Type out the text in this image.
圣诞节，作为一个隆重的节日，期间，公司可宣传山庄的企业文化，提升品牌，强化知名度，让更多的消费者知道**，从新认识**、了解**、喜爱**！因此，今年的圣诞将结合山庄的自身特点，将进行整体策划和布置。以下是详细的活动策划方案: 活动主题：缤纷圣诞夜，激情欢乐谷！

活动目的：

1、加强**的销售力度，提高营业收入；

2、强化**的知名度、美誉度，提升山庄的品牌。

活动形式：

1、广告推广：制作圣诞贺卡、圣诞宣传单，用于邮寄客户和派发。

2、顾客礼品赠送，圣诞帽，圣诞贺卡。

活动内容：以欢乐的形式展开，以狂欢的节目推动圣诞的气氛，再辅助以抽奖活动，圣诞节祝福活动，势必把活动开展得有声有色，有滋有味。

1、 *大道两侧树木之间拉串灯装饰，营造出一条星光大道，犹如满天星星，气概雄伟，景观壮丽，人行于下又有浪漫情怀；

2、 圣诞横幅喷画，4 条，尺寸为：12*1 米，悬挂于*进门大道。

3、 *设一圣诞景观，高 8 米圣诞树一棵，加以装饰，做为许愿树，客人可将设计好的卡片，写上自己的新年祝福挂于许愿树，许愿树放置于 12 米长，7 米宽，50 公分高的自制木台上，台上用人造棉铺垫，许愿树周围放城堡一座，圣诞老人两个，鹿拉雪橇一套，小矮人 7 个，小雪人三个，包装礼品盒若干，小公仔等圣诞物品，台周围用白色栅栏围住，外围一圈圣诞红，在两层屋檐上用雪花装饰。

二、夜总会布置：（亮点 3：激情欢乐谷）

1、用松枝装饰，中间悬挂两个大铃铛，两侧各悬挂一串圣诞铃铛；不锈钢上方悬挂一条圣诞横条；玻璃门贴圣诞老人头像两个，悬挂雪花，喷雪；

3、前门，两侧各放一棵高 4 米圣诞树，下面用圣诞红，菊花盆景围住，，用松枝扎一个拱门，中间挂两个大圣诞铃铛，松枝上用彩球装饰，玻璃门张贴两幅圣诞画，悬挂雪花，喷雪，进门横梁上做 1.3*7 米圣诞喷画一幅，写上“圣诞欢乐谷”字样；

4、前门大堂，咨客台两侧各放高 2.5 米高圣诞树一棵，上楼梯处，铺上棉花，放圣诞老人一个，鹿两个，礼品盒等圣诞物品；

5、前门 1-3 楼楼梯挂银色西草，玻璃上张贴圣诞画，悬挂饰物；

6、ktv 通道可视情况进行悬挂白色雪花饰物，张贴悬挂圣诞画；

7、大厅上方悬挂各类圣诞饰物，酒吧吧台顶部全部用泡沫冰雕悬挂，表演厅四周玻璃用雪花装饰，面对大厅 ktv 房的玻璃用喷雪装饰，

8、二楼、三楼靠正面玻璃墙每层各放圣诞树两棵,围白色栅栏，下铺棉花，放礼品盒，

:: YOUR GOAL ::
Copy each line of the listing that contains the string "激情欢乐谷".

:: WRITTEN ANSWER ::
圣诞节，作为一个隆重的节日，期间，公司可宣传山庄的企业文化，提升品牌，强化知名度，让更多的消费者知道**，从新认识**、了解**、喜爱**！因此，今年的圣诞将结合山庄的自身特点，将进行整体策划和布置。以下是详细的活动策划方案: 活动主题：缤纷圣诞夜，激情欢乐谷！
二、夜总会布置：（亮点 3：激情欢乐谷）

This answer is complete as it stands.